**AVAILABLE DATA**
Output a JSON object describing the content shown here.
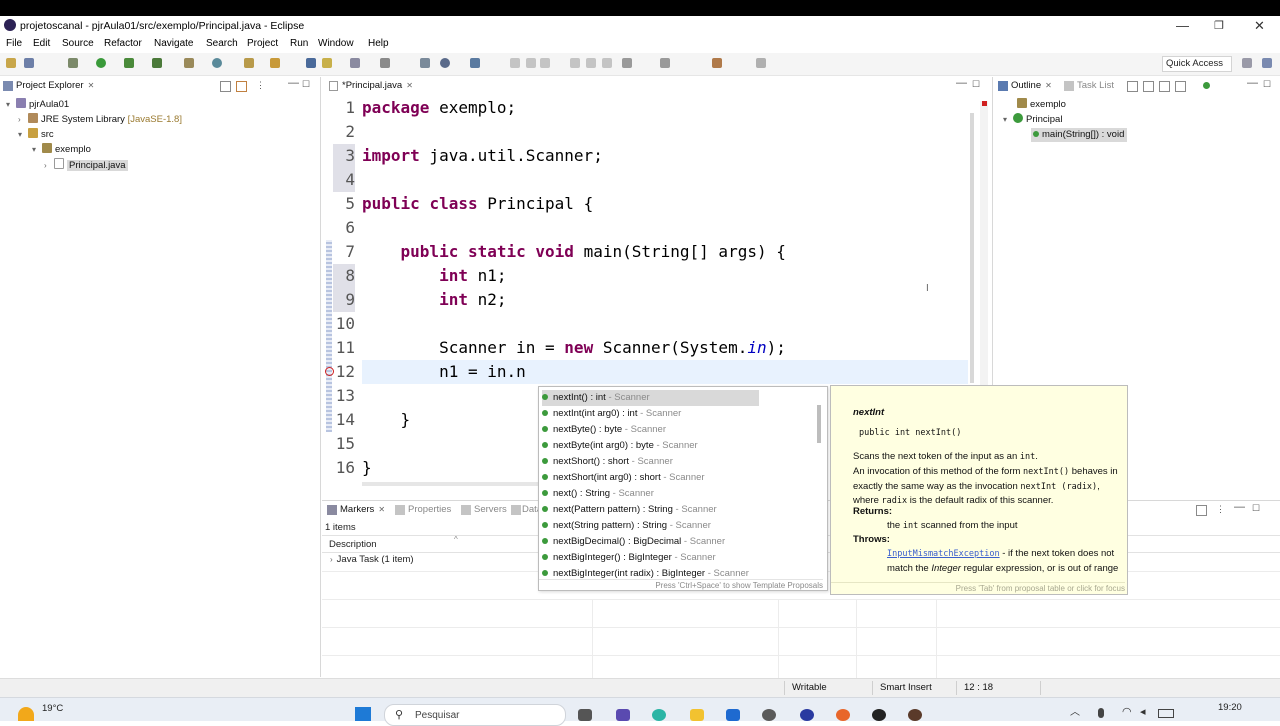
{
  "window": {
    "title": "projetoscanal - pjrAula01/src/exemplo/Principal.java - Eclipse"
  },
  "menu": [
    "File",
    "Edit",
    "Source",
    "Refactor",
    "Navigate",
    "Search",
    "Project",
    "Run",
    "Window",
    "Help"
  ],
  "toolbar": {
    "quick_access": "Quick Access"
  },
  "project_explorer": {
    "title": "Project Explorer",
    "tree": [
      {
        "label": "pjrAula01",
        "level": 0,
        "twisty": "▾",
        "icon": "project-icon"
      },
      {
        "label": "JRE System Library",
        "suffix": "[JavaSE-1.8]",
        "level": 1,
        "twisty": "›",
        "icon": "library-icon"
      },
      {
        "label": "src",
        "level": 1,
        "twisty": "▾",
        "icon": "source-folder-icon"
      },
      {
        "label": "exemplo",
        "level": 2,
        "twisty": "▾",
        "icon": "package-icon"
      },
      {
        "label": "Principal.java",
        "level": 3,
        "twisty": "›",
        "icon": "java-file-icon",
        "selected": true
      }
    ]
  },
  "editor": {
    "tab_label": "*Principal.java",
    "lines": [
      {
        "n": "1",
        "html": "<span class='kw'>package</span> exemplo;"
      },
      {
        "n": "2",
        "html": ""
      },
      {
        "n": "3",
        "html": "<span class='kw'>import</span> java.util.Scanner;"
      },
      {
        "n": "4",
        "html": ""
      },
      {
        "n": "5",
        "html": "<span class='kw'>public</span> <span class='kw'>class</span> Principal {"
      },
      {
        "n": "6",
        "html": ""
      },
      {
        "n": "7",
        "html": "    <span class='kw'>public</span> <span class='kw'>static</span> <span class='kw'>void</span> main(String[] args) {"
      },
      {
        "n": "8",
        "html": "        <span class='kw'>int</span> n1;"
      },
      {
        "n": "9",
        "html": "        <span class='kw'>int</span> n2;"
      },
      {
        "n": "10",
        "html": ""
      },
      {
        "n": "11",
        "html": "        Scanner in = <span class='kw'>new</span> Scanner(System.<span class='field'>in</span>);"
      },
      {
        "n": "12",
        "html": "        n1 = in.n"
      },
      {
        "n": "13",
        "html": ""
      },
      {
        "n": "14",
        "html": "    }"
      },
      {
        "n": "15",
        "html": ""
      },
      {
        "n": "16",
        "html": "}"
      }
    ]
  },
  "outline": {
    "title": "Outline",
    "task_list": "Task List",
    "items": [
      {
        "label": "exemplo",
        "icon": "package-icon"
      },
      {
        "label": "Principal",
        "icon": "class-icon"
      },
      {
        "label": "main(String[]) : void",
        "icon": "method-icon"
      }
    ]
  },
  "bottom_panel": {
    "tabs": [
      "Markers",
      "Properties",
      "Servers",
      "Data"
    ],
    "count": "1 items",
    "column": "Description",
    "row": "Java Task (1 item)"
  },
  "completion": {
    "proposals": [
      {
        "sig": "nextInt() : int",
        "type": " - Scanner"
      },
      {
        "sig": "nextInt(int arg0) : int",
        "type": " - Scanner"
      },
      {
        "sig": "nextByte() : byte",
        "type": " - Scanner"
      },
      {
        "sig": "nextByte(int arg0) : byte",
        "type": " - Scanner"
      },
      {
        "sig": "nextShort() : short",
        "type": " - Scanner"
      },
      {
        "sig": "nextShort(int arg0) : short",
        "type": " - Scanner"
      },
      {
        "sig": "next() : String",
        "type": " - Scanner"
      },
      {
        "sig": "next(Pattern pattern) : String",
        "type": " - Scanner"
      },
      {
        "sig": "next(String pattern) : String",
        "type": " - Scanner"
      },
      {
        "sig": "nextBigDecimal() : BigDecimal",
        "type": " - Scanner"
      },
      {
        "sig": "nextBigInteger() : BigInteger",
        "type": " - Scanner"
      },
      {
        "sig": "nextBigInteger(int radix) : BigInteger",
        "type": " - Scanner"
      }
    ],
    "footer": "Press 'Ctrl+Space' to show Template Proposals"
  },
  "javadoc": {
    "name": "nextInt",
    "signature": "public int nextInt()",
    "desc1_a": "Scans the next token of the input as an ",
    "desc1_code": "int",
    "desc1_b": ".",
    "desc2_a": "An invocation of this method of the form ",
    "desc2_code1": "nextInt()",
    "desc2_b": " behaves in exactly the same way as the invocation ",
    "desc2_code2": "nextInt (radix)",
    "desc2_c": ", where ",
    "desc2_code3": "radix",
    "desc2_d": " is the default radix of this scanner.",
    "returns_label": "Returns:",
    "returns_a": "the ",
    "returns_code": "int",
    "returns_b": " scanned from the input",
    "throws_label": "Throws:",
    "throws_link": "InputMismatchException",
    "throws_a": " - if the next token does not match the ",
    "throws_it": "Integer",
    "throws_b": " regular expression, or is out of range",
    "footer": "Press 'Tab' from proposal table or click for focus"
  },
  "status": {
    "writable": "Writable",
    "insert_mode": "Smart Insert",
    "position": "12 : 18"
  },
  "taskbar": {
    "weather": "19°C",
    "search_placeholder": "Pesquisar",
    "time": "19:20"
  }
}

==

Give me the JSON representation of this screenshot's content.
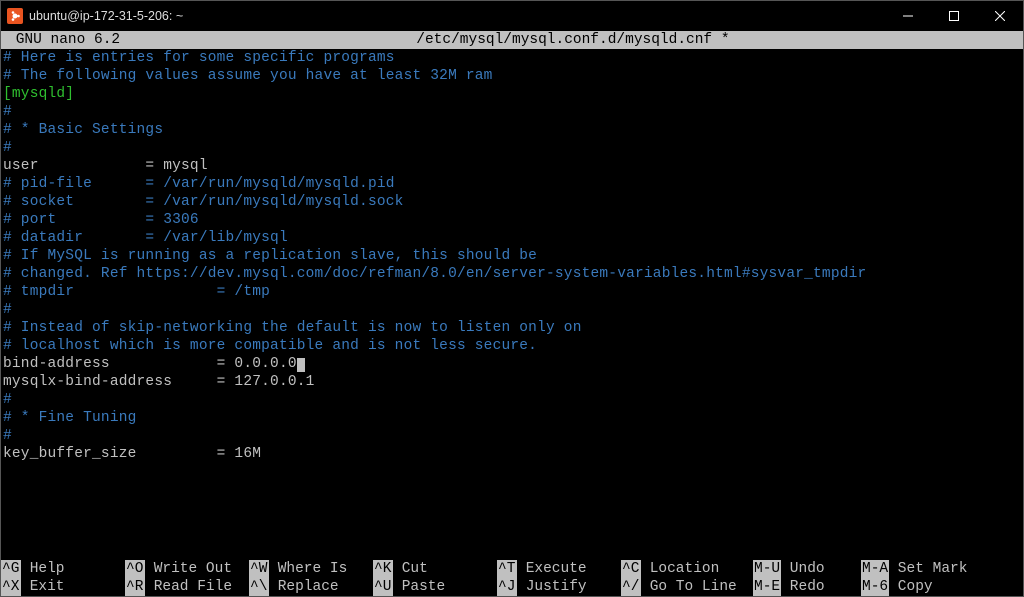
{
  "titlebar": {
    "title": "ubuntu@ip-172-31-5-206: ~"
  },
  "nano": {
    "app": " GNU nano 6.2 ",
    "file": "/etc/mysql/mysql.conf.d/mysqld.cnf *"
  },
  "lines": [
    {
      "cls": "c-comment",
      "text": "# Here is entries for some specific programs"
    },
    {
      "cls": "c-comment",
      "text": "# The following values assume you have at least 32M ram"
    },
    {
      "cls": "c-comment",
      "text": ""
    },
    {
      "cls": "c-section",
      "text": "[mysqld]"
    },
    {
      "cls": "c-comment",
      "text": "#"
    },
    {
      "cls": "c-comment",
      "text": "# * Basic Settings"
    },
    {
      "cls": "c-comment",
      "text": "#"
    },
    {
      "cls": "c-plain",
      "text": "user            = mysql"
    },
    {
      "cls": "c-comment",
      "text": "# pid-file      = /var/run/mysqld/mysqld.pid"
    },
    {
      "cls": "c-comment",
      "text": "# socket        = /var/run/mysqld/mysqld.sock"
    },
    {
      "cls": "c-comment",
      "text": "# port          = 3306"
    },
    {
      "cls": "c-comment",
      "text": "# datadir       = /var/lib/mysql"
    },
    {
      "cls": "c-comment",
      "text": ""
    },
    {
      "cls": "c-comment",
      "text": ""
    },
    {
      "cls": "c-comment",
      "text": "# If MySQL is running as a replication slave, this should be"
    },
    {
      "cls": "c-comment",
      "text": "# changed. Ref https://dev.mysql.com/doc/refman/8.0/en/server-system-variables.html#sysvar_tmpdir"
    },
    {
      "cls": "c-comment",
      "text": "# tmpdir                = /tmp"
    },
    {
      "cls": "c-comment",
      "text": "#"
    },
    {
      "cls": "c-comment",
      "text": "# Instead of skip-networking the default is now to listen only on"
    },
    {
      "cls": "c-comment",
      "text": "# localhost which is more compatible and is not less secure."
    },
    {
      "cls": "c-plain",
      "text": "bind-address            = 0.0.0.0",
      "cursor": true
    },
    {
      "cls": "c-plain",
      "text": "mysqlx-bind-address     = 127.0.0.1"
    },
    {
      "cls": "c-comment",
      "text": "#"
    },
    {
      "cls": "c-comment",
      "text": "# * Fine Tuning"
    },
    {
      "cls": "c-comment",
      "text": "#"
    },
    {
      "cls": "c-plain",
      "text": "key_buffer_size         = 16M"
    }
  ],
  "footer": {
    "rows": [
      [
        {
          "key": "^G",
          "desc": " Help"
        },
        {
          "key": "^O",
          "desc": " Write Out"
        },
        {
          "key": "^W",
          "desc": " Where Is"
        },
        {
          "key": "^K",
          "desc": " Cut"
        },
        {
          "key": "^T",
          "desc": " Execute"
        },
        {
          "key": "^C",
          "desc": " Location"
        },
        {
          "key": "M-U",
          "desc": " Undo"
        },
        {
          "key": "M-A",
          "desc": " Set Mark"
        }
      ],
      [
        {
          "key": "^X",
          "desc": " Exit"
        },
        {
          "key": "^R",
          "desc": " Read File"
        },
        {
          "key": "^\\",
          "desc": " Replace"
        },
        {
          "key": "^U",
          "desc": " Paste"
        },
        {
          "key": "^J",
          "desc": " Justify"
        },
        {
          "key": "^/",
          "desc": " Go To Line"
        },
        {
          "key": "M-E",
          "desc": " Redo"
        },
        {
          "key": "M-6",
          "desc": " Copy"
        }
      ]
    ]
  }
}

**INSTRUCTIONS TO FOLLOW**
Using the material above, report each line where "from" occurs.

**FULL ANSWER**
    "returns_b": " scanned from the input",
    "footer": "Press 'Tab' from proposal table or click for focus"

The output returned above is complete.